GIVEN RECORDS:
[Start of section]
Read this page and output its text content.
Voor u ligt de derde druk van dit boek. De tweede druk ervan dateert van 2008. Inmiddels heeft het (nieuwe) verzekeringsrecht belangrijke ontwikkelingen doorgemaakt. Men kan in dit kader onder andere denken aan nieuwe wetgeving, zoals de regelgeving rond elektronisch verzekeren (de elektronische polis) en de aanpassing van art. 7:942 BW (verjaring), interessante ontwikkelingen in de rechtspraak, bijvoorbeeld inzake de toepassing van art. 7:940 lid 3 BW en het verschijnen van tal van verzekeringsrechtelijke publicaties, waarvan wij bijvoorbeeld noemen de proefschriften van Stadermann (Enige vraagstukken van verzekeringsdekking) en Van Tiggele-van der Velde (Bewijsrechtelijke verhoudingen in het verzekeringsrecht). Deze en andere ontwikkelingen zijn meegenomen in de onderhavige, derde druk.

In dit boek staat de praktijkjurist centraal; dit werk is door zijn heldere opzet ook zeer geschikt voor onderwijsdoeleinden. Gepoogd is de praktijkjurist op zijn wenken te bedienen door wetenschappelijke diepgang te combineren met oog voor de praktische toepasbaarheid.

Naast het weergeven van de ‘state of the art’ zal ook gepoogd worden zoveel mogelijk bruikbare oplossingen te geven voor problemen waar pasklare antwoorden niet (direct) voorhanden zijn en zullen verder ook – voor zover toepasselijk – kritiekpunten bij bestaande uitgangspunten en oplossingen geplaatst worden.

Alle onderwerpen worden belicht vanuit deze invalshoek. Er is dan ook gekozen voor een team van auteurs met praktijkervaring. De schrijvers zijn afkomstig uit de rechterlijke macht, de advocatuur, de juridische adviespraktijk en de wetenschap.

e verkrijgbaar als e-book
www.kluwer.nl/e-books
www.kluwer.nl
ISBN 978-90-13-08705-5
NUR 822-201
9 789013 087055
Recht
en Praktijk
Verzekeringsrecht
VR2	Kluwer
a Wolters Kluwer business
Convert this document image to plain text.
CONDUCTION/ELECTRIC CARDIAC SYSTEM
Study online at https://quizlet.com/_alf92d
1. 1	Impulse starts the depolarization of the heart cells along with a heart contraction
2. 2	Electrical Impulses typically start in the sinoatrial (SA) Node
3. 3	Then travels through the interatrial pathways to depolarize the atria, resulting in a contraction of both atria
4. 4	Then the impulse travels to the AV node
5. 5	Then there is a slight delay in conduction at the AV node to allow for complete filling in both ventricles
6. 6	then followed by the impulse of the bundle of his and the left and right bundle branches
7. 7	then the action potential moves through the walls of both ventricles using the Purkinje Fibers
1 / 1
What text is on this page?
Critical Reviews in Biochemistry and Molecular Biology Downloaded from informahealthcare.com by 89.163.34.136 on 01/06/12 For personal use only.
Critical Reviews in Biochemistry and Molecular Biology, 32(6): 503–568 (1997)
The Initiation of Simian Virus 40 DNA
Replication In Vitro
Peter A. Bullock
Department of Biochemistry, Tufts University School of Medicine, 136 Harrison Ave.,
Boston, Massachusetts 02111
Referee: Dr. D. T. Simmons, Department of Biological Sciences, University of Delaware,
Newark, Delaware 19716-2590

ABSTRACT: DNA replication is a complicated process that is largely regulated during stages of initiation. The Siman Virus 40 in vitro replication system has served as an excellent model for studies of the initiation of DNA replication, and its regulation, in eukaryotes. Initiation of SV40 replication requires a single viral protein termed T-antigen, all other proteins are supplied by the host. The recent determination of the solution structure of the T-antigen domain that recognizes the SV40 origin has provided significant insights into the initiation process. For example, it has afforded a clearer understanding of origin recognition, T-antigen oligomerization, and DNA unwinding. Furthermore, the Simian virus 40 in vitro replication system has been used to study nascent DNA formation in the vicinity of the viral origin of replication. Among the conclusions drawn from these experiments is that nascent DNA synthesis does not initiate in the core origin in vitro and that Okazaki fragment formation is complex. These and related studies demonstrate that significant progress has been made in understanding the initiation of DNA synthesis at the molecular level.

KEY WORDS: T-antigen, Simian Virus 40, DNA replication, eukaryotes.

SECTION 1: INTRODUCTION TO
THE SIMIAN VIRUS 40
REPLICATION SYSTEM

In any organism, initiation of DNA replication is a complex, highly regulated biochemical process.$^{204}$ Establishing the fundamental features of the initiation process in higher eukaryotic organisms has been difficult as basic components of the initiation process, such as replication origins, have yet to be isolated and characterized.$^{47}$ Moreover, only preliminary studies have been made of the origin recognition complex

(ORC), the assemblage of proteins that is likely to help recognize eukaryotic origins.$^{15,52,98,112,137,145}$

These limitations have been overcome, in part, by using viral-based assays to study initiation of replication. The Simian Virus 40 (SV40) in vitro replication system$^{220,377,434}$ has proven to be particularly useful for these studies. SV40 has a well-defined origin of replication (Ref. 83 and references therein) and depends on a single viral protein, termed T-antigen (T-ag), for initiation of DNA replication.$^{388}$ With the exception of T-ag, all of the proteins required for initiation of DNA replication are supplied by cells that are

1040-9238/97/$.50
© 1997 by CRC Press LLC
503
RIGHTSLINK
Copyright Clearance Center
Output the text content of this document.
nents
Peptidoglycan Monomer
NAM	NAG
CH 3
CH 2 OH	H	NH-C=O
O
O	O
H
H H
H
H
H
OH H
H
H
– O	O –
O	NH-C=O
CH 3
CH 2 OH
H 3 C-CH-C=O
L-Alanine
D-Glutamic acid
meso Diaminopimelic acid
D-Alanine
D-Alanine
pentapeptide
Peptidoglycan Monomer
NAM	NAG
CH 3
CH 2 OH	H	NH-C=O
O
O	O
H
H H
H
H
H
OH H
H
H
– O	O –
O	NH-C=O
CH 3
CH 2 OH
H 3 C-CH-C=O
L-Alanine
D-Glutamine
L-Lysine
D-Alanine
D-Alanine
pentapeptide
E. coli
[End of section]
DESCRIPTION OF THE TASK: Go through the material above, find each line with the string "this", and copy it.

RESPONSE TO THE EXERCISE:
Read this page and output its text content.
Convert this document image to plain text.
What text is on this page?
Output the text content of this document.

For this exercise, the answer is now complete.